[Figure collection entries]

•••••

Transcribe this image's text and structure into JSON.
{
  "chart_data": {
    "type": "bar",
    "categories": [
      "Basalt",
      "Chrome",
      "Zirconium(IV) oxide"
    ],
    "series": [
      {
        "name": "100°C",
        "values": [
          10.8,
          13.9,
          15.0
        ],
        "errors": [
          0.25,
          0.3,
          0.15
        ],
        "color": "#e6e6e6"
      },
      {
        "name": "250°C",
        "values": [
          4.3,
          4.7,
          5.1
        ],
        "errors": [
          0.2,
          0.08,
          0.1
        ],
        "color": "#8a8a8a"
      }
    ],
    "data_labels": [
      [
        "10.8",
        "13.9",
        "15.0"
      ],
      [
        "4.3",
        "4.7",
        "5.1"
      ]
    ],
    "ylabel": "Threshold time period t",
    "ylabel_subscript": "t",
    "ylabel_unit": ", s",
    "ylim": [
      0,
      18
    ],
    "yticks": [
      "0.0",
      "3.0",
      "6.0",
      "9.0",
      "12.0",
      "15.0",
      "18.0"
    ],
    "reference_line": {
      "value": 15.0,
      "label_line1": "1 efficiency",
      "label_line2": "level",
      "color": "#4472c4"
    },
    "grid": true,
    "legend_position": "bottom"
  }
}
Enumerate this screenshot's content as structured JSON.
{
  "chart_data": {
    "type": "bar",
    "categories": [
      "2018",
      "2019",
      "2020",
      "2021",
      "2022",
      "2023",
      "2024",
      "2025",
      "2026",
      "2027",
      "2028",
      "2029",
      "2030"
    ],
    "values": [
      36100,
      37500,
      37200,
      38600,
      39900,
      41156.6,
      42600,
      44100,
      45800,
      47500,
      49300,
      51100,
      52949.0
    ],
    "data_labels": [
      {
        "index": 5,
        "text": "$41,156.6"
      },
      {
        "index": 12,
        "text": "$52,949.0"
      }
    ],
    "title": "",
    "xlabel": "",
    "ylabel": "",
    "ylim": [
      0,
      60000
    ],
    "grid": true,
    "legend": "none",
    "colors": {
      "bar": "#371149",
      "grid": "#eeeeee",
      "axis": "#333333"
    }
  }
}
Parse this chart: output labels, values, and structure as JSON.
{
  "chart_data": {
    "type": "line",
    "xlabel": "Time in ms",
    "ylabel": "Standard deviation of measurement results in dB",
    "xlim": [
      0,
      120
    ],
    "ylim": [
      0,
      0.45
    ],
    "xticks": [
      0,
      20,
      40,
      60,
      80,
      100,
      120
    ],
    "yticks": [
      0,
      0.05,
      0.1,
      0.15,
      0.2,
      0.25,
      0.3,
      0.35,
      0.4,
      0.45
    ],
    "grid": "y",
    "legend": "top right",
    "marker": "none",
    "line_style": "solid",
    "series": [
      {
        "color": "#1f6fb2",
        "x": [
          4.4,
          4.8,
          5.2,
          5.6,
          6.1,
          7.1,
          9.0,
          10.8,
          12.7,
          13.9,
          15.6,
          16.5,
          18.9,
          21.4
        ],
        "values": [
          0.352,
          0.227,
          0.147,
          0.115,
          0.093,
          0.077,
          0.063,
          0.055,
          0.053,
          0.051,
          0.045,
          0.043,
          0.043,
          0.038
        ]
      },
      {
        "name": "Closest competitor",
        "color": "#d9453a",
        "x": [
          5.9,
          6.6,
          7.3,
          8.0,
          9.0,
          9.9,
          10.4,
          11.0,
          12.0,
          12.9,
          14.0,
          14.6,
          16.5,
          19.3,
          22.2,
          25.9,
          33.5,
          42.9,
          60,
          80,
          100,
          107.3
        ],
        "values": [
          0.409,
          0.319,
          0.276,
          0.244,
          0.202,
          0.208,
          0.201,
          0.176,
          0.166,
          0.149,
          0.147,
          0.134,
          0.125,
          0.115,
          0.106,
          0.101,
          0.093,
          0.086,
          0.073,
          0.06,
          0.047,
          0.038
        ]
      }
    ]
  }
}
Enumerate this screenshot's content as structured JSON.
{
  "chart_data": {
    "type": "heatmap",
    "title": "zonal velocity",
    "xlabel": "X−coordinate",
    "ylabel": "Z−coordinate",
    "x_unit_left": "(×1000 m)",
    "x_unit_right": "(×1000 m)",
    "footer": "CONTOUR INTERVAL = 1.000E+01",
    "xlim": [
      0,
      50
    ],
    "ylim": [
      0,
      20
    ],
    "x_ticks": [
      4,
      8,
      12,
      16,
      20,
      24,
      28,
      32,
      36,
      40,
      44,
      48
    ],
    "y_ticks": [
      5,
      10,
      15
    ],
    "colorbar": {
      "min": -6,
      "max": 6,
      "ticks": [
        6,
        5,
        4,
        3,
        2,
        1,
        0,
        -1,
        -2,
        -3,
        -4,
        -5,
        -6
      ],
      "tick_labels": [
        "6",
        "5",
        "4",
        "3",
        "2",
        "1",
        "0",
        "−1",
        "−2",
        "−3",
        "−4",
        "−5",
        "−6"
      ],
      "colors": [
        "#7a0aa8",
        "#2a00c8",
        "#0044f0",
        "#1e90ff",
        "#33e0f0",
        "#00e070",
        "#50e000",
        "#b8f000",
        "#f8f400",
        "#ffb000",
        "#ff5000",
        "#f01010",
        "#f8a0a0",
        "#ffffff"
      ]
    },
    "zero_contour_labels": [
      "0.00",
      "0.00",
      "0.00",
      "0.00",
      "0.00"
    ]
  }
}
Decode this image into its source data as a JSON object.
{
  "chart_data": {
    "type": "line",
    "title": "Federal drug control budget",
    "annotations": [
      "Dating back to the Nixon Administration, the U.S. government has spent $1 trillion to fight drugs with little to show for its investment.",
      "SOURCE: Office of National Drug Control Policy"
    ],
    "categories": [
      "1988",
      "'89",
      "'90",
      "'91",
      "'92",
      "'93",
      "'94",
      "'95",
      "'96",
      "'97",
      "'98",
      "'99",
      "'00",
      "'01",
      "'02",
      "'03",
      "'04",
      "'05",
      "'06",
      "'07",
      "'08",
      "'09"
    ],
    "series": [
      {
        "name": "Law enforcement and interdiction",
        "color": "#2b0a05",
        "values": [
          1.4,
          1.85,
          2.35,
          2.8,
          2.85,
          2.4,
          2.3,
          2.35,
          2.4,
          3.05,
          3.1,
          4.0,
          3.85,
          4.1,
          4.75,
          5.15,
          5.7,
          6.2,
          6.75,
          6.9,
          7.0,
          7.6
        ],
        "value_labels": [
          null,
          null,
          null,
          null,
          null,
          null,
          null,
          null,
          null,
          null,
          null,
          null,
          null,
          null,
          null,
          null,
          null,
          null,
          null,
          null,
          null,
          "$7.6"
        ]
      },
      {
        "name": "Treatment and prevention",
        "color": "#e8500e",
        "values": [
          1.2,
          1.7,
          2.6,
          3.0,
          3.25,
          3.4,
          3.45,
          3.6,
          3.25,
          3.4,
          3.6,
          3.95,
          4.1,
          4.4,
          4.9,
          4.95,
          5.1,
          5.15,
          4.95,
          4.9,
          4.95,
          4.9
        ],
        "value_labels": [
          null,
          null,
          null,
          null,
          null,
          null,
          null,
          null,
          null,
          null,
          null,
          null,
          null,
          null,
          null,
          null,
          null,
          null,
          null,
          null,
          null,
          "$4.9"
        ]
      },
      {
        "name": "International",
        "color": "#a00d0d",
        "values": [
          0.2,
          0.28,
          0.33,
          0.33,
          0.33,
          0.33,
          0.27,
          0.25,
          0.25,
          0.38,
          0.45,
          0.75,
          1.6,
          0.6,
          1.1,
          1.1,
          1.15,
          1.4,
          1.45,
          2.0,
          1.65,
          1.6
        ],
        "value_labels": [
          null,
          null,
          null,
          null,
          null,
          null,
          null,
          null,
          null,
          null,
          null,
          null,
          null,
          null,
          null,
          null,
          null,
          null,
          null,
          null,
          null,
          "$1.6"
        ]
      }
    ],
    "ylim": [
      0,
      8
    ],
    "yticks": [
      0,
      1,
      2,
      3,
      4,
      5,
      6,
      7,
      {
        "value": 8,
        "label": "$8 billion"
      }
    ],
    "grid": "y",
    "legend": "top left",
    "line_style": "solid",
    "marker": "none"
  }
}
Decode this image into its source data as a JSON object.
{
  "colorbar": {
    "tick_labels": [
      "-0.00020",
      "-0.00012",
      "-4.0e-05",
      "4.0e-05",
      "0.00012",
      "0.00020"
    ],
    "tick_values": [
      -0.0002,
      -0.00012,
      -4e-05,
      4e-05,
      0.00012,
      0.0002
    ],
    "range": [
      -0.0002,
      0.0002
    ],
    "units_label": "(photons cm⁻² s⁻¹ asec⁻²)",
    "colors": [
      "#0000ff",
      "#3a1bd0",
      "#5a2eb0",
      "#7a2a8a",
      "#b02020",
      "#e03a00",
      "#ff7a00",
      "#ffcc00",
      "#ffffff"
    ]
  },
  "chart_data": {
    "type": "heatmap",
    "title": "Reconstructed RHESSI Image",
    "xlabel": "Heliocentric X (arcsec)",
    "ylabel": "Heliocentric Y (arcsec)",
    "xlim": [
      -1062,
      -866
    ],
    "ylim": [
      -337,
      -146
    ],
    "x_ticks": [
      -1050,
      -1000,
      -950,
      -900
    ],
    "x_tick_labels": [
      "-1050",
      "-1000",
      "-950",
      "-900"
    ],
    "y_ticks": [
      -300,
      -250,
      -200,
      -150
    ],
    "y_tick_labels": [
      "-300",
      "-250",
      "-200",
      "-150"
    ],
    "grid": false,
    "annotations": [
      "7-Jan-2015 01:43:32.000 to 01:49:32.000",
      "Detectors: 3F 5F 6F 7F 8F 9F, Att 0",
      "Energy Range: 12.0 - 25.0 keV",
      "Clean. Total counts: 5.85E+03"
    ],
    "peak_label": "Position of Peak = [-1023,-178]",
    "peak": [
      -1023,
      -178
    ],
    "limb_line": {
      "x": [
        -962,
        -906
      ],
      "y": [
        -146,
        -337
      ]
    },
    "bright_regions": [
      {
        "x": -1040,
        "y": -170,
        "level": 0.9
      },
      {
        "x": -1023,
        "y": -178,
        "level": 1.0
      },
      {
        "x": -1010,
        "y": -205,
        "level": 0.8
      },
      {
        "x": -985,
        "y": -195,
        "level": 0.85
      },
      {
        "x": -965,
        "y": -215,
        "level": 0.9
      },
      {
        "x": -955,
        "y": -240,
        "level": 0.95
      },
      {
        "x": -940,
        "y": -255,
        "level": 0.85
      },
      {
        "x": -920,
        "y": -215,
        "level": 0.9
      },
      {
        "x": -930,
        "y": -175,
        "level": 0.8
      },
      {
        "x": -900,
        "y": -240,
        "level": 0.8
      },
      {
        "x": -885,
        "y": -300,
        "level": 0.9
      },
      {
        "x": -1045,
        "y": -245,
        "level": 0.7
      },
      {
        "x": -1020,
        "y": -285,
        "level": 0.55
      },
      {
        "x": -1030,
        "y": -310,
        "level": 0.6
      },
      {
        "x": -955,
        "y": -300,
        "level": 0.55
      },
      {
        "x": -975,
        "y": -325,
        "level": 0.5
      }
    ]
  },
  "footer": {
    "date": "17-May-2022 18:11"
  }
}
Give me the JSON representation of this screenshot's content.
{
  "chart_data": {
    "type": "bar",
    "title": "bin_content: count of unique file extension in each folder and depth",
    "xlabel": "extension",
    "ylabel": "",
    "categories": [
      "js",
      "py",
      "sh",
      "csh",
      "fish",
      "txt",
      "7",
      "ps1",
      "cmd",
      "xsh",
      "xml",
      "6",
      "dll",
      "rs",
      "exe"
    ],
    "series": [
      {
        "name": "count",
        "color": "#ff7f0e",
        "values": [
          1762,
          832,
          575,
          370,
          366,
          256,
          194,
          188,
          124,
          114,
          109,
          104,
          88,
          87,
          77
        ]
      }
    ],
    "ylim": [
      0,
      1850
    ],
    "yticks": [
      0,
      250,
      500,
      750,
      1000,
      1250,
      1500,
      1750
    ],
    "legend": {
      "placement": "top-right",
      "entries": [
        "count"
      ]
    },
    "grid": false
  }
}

•••••

# Prompt
Repeat exactly, and only, the lines from the one containing "Give me the" through the end of the material.

# Task answer
Give me the JSON representation of this screenshot's content.
{
  "chart_data": {
    "type": "bar",
    "title": "bin_content: count of unique file extension in each folder and depth",
    "xlabel": "extension",
    "ylabel": "",
    "categories": [
      "js",
      "py",
      "sh",
      "csh",
      "fish",
      "txt",
      "7",
      "ps1",
      "cmd",
      "xsh",
      "xml",
      "6",
      "dll",
      "rs",
      "exe"
    ],
    "series": [
      {
        "name": "count",
        "color": "#ff7f0e",
        "values": [
          1762,
          832,
          575,
          370,
          366,
          256,
          194,
          188,
          124,
          114,
          109,
          104,
          88,
          87,
          77
        ]
      }
    ],
    "ylim": [
      0,
      1850
    ],
    "yticks": [
      0,
      250,
      500,
      750,
      1000,
      1250,
      1500,
      1750
    ],
    "legend": {
      "placement": "top-right",
      "entries": [
        "count"
      ]
    },
    "grid": false
  }
}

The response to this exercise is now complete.